:: TASK INPUT ::

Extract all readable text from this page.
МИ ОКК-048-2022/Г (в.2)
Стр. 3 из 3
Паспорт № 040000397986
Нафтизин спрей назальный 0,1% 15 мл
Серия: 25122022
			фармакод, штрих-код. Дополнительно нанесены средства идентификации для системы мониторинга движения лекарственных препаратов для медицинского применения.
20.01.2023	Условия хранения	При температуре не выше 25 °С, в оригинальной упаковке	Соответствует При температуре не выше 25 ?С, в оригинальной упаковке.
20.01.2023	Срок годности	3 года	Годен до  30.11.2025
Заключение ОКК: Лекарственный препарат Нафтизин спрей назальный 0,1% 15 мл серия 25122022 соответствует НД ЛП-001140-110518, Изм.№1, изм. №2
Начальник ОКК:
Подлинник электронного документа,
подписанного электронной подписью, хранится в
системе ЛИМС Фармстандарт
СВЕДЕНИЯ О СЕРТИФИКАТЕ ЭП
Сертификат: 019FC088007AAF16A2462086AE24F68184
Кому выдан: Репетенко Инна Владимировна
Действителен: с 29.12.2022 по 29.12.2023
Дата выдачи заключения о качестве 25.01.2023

:::

--- EXERCISE INSTRUCTIONS ---
Your task is to return the full listing exactly as it was given.

--- RESPONSE TO THE TASK ---
Extract all readable text from this page.
МИ ОКК-048-2022/Г (в.2)
Стр. 3 из 3
Паспорт № 040000397986
Нафтизин спрей назальный 0,1% 15 мл
Серия: 25122022
			фармакод, штрих-код. Дополнительно нанесены средства идентификации для системы мониторинга движения лекарственных препаратов для медицинского применения.
20.01.2023	Условия хранения	При температуре не выше 25 °С, в оригинальной упаковке	Соответствует При температуре не выше 25 ?С, в оригинальной упаковке.
20.01.2023	Срок годности	3 года	Годен до  30.11.2025
Заключение ОКК: Лекарственный препарат Нафтизин спрей назальный 0,1% 15 мл серия 25122022 соответствует НД ЛП-001140-110518, Изм.№1, изм. №2
Начальник ОКК:
Подлинник электронного документа,
подписанного электронной подписью, хранится в
системе ЛИМС Фармстандарт
СВЕДЕНИЯ О СЕРТИФИКАТЕ ЭП
Сертификат: 019FC088007AAF16A2462086AE24F68184
Кому выдан: Репетенко Инна Владимировна
Действителен: с 29.12.2022 по 29.12.2023
Дата выдачи заключения о качестве 25.01.2023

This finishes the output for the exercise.